*** DATASET RECORDS ***
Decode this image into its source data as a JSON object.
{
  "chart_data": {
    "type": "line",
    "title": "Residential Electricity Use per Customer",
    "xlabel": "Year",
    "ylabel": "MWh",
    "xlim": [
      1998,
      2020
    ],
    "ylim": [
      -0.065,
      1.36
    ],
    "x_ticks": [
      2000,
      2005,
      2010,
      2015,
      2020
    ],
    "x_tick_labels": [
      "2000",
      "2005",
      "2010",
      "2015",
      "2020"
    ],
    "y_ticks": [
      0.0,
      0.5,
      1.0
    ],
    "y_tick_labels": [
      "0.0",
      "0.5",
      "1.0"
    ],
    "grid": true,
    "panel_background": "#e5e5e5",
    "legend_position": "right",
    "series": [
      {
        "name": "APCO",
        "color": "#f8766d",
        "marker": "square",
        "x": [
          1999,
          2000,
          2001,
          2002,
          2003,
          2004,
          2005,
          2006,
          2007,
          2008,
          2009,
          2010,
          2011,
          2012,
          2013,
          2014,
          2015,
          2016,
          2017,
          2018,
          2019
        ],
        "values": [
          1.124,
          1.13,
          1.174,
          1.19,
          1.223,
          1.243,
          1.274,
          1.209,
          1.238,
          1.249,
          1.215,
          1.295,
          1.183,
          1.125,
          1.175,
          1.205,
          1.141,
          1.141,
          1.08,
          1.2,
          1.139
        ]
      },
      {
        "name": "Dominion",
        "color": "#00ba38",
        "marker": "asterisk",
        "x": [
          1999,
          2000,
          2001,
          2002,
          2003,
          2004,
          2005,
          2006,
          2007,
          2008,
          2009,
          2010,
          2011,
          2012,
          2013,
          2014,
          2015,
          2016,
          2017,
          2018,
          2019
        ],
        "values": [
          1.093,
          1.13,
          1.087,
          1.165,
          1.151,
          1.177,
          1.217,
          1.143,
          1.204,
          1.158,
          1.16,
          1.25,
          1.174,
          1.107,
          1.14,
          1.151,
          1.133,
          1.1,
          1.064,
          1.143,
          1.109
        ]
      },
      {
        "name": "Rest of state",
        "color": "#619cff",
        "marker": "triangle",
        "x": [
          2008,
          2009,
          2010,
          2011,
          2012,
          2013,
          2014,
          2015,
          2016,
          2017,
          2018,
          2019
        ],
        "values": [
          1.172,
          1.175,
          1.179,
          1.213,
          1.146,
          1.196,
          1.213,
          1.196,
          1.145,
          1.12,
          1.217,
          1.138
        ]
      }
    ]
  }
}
***
[WORK REQUIRED]:
Among the lines above, how many contain the string "name"? State the number alone.

[OUTPUT OF THE EXERCISE]:
3